**PASSAGE PROVIDED**
>> begin

At present, the common methods for reducing metal residual stress mainly include the thermal aging method, vibratory stress relief (VSR), and alternating magnetic field treatment method. The thermal aging method has an obvious effect on reducing residual stress, but the method has a long process cycle and consumes a large deformation of energy, and the mechanical properties of the material are significantly reduced after thermal aging treatment [4,5,6]. The process cycle of VSR is short, and the energy consumption is low, but the effect of residual stress reduction is not ideal and can only be reduced by approximately 40% [6,7,8]. The residual stress reduction effect of the alternating magnetic field treatment method is even worse with a reduction of approximately 20% [9,10,11]. Compared with these methods, the tensile method can have both of their advantages and can compensate for their shortcomings. When using the tensile method to reduce the metal residual stress, the process cycle is extremely short, the energy consumption is very low, and the residual stress reduction effect is also significant and does not affect the material mechanical properties [12,13,14].

Yang et al. [15] found that when the tensile deformation is 1.5%, the residual stress of A357 aluminum alloy can be reduced by 94.9%. Koҫ et al. [16] found that when the tensile deformation is 2.0%, the residual stress of 7075 aluminum alloy can be reduced by 90%. Tanner et al. [17] found that applying 2% tensile deformation to a 7010 aluminum alloy thick plate can eliminate most of the residual stress. Toribio et al. [18] found that the residual stress of cold-drawn prestressing steel wires can be reduced by 90% undergoing overloads during cyclic loading, and the cause of residual stress reduction is the local constriction exerted by the plastic strain zone, which impedes the total elastic strain recovery during fatigue. The residual stress can be reduced by a certain tensile deformation. However, the current research on reducing residual stress by this method has mainly concentrated on aluminum alloy, and research on the residual stress reduction of GH4169 alloy by this method has rarely been reported. It is unknown whether GH4169 alloy can be treated with the same tensile method as aluminum alloy to reduce residual stress and achieve a better reduction effect. Moreover, the microscopic mechanism of the tensile method to reduce the residual stress of the metal is still unclear.

To reveal the effect and micro mechanism of residual stress reduction of GH4169 alloy by the tensile method, this work used an X-ray residual stress tester, X-ray diffraction (XRD), and electron backscatter diffraction (EBSD) to analyze the residual stress, dislocation density and dislocation distribution of GH4169 alloy before and after tensile deformation. This provides a simple and practical method and theoretical guidance for GH4169 alloys to reduce residual stress.

>> end

**SUPPLIED INFORMATION**
>> begin

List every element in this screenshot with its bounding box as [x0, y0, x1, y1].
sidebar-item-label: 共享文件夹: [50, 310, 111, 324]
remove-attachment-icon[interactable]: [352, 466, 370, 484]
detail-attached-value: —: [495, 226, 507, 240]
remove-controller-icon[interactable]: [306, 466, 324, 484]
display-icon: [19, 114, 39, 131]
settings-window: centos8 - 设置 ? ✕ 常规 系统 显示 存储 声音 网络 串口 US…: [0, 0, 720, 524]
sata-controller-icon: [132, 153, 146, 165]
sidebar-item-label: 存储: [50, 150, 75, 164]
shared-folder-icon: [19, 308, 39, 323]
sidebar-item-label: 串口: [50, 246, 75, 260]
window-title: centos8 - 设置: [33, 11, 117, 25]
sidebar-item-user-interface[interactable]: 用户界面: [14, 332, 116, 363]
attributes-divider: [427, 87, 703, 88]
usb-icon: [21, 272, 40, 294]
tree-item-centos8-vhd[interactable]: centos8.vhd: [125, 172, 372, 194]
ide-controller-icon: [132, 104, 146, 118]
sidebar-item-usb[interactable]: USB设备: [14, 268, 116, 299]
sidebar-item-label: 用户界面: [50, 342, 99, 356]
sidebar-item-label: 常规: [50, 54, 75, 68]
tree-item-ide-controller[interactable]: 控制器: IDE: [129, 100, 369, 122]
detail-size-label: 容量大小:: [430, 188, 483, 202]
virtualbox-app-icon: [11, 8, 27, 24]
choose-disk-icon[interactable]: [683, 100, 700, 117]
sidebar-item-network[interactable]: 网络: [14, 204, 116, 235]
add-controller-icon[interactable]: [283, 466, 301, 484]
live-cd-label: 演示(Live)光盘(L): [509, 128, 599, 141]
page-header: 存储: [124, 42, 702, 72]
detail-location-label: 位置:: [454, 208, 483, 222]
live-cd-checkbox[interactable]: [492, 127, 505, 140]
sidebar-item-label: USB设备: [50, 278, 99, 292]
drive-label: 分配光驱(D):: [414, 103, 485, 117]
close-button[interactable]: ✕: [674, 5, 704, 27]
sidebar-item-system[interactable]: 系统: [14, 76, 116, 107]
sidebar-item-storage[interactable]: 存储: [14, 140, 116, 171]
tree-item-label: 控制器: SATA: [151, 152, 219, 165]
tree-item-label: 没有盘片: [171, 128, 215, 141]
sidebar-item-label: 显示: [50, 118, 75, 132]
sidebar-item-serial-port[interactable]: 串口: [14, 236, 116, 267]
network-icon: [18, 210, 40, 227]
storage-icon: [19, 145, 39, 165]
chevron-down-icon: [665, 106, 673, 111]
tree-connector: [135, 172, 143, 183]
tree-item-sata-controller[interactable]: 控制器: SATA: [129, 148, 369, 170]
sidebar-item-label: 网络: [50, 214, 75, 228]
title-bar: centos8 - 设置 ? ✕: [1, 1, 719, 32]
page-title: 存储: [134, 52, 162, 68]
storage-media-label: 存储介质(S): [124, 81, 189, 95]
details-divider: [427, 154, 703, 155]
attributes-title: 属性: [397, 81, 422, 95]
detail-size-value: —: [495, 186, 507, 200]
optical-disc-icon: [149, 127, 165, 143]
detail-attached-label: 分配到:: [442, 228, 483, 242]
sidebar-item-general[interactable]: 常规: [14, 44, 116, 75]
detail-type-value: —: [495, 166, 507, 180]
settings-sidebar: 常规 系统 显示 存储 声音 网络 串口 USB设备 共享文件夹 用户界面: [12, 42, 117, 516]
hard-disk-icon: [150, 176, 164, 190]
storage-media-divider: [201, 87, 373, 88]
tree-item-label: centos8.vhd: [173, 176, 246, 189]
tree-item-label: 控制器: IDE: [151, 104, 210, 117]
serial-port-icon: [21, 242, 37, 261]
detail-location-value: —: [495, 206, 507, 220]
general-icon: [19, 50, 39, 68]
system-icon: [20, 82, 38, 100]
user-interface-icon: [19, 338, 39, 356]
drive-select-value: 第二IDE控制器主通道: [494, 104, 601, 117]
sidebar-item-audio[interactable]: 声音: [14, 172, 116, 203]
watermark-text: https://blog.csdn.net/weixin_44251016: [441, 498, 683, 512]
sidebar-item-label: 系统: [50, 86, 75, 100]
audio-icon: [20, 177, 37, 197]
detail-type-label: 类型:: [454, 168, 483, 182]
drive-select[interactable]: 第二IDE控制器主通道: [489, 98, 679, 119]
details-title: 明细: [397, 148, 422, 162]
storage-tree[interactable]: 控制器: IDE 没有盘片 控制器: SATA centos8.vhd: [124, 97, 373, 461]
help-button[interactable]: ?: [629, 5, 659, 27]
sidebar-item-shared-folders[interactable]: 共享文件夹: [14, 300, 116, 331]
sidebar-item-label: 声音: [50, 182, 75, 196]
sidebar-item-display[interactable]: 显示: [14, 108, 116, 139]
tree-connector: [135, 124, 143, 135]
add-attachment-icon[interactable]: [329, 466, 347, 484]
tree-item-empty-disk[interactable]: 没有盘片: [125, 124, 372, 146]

>> end

**PROBLEM SET**
**A.** Rewrite the residual stress passage starting at "To reveal the" and ending at "reduce residual stress.", changing "dislocation density" to "dislocation count".
**B.** According to the residual stress passage, by about how much can vibratory stress relief reduce residual stress?
**C.** List every aluminum alloy designation mentioned in the residual stress passage.

**ANSWERS GIVEN**
**A.**
To reveal the effect and micro mechanism of residual stress reduction of GH4169 alloy by the tensile method, this work used an X-ray residual stress tester, X-ray diffraction (XRD), and electron backscatter diffraction (EBSD) to analyze the residual stress, dislocation count and dislocation distribution of GH4169 alloy before and after tensile deformation. This provides a simple and practical method and theoretical guidance for GH4169 alloys to reduce residual stress.

**B.** By approximately 40%.

**C.** A357, 7075, 7010